Problem description —
Lines that hold the word "PRODUCTO" should be located and copied.

Extracted data entries
'''

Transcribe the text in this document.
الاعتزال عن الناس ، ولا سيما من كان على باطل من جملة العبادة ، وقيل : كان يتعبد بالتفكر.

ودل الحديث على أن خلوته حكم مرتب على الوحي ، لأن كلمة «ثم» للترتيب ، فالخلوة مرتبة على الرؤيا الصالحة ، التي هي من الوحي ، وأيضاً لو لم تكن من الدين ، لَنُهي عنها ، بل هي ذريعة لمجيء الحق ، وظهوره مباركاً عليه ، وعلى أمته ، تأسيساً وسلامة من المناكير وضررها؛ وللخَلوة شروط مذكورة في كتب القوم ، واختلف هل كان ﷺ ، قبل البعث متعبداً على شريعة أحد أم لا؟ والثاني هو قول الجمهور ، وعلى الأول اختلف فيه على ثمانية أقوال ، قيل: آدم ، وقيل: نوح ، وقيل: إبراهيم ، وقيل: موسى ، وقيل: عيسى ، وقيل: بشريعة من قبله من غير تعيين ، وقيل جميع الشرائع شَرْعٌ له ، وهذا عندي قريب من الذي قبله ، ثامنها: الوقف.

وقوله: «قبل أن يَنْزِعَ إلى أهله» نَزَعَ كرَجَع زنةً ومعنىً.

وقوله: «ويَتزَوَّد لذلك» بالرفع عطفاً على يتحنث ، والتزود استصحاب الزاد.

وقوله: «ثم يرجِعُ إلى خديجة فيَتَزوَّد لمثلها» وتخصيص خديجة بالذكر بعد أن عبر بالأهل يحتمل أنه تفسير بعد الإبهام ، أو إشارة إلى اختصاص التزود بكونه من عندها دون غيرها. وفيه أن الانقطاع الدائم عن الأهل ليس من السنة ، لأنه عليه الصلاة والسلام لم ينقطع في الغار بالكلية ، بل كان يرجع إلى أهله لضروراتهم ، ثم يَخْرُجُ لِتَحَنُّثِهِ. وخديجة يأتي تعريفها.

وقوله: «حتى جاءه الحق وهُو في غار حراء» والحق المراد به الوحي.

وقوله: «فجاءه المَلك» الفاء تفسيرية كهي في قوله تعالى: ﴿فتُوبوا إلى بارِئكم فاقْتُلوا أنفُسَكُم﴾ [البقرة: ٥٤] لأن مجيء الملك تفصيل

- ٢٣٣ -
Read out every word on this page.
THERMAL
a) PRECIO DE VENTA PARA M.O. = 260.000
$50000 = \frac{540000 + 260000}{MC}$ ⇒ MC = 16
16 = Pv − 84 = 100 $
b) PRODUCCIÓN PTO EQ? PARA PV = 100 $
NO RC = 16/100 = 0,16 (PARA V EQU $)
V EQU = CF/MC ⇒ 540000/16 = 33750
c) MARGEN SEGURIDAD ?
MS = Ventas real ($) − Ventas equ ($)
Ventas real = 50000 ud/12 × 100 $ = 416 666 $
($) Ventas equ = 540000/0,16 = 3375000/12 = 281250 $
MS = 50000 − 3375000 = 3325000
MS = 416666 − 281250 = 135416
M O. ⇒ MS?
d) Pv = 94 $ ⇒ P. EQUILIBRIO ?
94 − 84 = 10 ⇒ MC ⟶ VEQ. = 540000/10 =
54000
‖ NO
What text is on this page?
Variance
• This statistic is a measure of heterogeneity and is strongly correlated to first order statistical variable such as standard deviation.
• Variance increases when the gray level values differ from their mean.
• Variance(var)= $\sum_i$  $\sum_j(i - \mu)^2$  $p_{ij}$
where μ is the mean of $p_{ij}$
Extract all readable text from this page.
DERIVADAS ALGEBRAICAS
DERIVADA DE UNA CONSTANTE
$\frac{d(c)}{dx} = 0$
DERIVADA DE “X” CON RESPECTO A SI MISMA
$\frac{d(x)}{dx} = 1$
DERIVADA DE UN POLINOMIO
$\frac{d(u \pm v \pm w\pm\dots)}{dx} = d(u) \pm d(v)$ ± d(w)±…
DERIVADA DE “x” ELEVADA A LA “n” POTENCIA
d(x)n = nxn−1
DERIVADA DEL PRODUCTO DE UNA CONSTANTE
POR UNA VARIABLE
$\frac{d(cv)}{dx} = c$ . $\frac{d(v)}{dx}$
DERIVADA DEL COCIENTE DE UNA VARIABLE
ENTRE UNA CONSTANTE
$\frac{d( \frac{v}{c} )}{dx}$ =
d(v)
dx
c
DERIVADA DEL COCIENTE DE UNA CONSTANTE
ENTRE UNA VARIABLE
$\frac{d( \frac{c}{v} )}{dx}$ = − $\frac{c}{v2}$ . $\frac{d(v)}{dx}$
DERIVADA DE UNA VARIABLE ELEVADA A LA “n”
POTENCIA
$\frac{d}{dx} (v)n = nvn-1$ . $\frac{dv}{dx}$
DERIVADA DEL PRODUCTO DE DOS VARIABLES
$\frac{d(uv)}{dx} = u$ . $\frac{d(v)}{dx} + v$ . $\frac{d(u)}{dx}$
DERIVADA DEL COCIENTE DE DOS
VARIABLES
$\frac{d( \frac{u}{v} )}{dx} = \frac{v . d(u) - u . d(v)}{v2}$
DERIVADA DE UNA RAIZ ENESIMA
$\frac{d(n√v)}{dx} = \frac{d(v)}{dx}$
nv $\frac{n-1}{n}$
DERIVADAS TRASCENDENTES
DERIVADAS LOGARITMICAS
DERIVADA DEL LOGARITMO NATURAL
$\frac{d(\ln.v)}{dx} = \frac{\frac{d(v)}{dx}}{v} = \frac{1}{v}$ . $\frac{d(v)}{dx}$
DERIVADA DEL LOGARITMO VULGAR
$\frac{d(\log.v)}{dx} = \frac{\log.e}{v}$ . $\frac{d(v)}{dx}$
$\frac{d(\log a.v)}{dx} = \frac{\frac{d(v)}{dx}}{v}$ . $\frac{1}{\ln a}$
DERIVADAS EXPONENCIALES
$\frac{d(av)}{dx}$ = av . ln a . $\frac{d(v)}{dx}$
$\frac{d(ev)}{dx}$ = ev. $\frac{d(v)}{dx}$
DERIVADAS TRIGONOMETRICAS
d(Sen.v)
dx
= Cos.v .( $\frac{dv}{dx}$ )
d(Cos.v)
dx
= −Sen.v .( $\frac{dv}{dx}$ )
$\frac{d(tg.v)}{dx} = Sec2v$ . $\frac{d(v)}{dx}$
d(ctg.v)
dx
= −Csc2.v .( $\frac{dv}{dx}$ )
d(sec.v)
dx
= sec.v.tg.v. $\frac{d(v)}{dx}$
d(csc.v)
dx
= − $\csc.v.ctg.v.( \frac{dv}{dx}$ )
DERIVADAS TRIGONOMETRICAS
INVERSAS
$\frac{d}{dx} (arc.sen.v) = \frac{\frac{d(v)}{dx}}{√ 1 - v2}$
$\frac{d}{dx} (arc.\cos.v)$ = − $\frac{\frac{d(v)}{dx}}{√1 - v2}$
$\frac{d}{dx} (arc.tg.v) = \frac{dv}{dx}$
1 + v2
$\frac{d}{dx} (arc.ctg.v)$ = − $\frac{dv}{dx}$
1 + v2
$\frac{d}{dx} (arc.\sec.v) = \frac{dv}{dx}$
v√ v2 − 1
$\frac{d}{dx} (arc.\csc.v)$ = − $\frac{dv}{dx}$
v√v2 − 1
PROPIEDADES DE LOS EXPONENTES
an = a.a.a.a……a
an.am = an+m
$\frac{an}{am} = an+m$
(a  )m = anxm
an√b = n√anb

'''

Full answer —
DERIVADA DEL PRODUCTO DE UNA CONSTANTE
DERIVADA DEL PRODUCTO DE DOS VARIABLES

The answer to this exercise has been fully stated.